* SHORT PROBLEM *
Where a line holds "avec", copy it.

* RECORD LIST *

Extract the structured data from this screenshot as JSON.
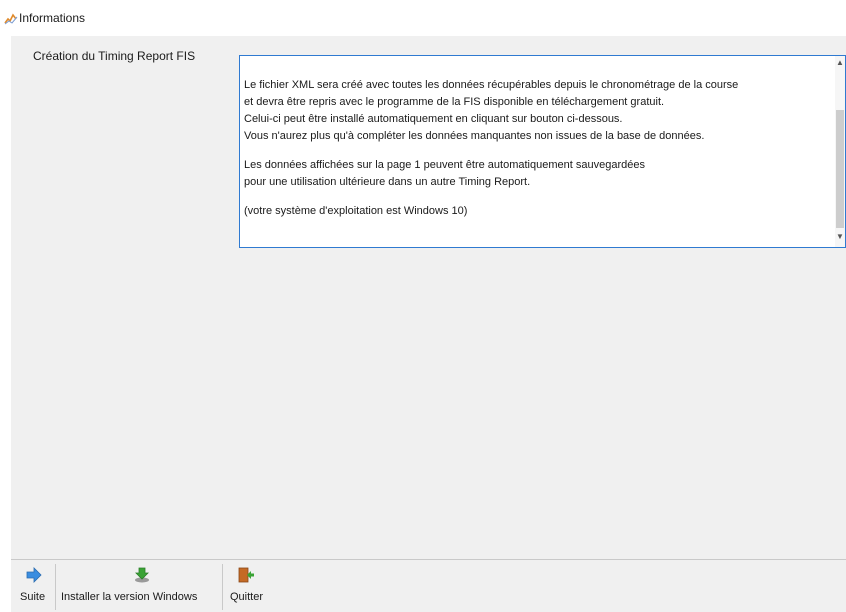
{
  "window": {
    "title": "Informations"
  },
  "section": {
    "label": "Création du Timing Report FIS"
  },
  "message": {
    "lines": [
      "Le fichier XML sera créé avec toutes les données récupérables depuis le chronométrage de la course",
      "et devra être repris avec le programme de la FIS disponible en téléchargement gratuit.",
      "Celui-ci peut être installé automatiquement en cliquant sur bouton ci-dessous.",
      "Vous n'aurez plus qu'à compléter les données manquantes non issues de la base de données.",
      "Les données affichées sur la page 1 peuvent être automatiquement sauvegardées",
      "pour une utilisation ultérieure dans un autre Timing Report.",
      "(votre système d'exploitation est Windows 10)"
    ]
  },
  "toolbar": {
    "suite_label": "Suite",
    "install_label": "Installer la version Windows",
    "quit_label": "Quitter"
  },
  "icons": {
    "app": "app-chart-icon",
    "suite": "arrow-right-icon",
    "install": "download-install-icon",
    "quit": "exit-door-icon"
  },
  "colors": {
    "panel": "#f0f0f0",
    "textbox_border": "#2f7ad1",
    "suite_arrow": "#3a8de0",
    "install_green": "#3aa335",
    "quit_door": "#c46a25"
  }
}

* EXERCISE SOLUTION *
      "Le fichier XML sera créé avec toutes les données récupérables depuis le chronométrage de la course",
      "et devra être repris avec le programme de la FIS disponible en téléchargement gratuit.",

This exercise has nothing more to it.